## Instruction 1
According to the passage about how product teams at Teachers Pay Teachers use JIRA, where is the QA team based?

## Document passage
▼

At Teachers Pay Teachers (TpT) we put a lot of thought into how to get stuff done effectively. We have a core set of guiding principles: we keep processes lightweight, remind ourselves that perfect is the opposite of good, and we have specific engineering principles we follow. We then let each team determine what works most effectively for them. I’m going to lay out how some of our product teams use JIRA to help collaborate, coordinate, and get stuff done.
As a Technical Lead on one of TpT’s cross functional product teams, I’ve worked on our Professional Development product as well as key pages across our core marketplace. I’d like to share with you a deep dive into the tools ecosystem we’ve used to successfully deliver new products to our amazing community of educators.
Our core team consists of a technical lead, five engineers (some are remote), a product manager, a designer and a community specialist. We also get lots of help from core engineering teams (infrastructure, API, web platform), our QA team (based in India), and sometimes even the legal department! Coordinating work across continents amongst such a diverse set of people is the challenge that we’re facing. We’ve been iterating on solutions by finding a good meeting cadence with some great tools to make sure those meetings are effective.
We follow a relatively standard agile workflow - weekly planning meetings where we calibrate our short term goals, daily standups, and weekly retrospectives. We also have quarterly planning meetings to realign and adjust our higher level goals (OKRs).

▲

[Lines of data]
▼

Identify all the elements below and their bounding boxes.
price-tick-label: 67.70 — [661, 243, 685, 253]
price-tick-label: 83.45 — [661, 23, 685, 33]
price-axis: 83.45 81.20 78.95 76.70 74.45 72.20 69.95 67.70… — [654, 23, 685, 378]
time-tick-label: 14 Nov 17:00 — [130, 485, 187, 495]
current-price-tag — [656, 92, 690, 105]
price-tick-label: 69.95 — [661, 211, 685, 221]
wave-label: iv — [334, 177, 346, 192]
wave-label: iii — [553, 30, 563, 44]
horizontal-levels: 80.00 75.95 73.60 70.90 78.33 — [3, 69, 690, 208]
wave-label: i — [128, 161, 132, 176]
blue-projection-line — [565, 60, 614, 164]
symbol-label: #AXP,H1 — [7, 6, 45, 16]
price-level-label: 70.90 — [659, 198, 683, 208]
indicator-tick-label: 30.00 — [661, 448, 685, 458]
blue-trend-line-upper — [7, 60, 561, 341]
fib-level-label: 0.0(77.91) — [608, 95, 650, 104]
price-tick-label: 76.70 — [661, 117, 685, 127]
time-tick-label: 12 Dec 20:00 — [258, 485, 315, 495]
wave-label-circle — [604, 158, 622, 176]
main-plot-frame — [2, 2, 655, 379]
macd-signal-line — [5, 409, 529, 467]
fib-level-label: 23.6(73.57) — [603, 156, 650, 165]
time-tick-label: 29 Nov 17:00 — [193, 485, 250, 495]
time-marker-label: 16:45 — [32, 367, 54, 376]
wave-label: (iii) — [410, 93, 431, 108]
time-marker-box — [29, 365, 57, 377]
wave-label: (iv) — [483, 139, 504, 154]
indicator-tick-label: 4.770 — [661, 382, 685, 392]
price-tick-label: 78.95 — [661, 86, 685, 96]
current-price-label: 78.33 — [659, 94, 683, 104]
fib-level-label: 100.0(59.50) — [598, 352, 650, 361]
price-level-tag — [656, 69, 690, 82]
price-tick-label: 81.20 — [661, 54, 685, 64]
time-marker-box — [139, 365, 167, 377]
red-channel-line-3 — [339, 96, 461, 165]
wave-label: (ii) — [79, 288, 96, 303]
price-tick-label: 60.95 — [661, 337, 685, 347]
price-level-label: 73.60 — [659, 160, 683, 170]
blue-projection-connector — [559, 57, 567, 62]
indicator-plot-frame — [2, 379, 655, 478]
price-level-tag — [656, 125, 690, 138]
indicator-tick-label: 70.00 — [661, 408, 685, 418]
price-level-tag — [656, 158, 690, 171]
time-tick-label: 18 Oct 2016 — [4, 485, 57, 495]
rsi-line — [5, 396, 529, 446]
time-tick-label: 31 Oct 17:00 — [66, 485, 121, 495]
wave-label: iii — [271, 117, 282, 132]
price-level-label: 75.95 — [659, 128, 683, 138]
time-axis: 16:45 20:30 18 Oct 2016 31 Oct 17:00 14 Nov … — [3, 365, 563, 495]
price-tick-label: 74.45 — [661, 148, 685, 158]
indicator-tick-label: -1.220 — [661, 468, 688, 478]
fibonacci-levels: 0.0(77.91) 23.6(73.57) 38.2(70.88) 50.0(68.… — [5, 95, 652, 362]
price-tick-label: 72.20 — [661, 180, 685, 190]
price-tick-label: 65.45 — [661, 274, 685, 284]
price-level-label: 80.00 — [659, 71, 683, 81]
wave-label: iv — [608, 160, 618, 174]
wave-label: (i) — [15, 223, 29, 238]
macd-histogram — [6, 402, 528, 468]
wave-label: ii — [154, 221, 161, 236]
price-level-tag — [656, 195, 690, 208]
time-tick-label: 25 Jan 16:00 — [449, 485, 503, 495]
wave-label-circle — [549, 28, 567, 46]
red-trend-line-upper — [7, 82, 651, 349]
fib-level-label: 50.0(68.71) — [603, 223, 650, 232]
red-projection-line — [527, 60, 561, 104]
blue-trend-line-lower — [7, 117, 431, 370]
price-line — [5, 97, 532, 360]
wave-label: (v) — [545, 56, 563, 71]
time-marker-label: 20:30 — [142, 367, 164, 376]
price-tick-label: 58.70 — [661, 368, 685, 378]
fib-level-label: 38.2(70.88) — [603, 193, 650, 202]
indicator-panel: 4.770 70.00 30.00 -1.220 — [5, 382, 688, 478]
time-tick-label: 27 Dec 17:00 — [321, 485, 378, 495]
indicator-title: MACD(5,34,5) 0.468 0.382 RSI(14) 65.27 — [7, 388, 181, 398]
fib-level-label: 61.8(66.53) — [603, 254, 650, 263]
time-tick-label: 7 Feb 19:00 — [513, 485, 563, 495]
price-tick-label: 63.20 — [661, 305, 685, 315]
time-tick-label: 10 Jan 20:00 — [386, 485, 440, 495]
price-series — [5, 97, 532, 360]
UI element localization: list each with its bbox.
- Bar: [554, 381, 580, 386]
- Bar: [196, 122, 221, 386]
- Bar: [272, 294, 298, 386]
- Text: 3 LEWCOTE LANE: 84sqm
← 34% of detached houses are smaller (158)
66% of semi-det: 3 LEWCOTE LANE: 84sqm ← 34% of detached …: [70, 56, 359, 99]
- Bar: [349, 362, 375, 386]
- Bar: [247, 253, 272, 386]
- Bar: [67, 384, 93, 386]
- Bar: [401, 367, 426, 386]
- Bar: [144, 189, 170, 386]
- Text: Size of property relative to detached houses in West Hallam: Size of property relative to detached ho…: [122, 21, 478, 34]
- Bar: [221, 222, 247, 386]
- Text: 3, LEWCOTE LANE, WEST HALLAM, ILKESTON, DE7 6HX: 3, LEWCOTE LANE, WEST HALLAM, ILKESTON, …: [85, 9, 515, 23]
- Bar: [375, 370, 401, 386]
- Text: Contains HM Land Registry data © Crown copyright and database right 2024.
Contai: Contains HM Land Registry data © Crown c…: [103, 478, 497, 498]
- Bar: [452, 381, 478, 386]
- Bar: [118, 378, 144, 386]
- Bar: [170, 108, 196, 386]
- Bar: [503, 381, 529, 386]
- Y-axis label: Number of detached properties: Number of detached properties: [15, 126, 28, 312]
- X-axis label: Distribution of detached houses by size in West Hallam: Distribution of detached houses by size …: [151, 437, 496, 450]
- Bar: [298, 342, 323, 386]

▲

## Instruction 2
Output as a JSON list of strings, one string per line, every line of the rows from the first one down to the line containing "horizontal-levels: 80.00 75.95", both ends included and blank lines omitted.

## Task solution 1
India

## Task solution 2
[
  "Identify all the elements below and their bounding boxes.",
  "price-tick-label: 67.70 — [661, 243, 685, 253]",
  "price-tick-label: 83.45 — [661, 23, 685, 33]",
  "price-axis: 83.45 81.20 78.95 76.70 74.45 72.20 69.95 67.70… — [654, 23, 685, 378]",
  "time-tick-label: 14 Nov 17:00 — [130, 485, 187, 495]",
  "current-price-tag — [656, 92, 690, 105]",
  "price-tick-label: 69.95 — [661, 211, 685, 221]",
  "wave-label: iv — [334, 177, 346, 192]",
  "wave-label: iii — [553, 30, 563, 44]",
  "horizontal-levels: 80.00 75.95 73.60 70.90 78.33 — [3, 69, 690, 208]"
]